====== Records supplied ======
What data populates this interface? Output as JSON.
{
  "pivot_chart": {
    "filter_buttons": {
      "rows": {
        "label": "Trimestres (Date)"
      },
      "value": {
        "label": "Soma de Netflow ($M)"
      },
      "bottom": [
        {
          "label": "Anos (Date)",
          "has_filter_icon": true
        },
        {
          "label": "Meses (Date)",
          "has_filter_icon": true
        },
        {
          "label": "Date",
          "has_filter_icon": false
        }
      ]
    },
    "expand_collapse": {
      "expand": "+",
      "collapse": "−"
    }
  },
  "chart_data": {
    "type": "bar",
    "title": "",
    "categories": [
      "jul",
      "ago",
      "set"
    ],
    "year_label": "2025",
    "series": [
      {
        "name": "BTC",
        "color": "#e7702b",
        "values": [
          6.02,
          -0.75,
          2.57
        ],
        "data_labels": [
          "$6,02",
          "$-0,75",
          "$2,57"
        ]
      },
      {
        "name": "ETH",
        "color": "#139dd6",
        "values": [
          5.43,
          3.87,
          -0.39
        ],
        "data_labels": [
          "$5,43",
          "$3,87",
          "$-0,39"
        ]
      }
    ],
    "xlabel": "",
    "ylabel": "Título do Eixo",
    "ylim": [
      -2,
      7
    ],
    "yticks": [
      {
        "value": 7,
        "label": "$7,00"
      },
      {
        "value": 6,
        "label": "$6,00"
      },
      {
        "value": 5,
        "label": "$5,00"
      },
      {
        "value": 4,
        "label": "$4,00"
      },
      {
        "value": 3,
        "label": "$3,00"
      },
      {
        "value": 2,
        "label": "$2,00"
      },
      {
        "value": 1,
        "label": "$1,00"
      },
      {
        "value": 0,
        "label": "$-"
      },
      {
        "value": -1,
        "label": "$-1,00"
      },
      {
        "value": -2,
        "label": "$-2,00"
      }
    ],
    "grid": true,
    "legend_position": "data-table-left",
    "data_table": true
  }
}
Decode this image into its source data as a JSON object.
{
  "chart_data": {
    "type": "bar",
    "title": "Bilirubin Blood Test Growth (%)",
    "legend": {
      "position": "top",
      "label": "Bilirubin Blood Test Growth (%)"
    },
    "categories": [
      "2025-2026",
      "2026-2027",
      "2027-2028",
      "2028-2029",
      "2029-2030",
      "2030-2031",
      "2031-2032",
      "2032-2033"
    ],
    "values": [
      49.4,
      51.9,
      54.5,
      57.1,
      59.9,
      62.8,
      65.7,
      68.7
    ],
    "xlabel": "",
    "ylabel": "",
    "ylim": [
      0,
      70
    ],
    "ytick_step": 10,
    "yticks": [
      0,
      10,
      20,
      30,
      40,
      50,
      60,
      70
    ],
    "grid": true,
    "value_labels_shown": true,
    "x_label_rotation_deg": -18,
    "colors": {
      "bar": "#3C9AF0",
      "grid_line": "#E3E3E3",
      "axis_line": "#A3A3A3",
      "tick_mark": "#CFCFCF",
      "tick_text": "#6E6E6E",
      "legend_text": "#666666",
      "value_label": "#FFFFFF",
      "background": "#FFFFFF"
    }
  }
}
======
* **What you will do**
Scan the material above. Copy each line where "JSON" occurs.

* **Correct response**
What data populates this interface? Output as JSON.
Decode this image into its source data as a JSON object.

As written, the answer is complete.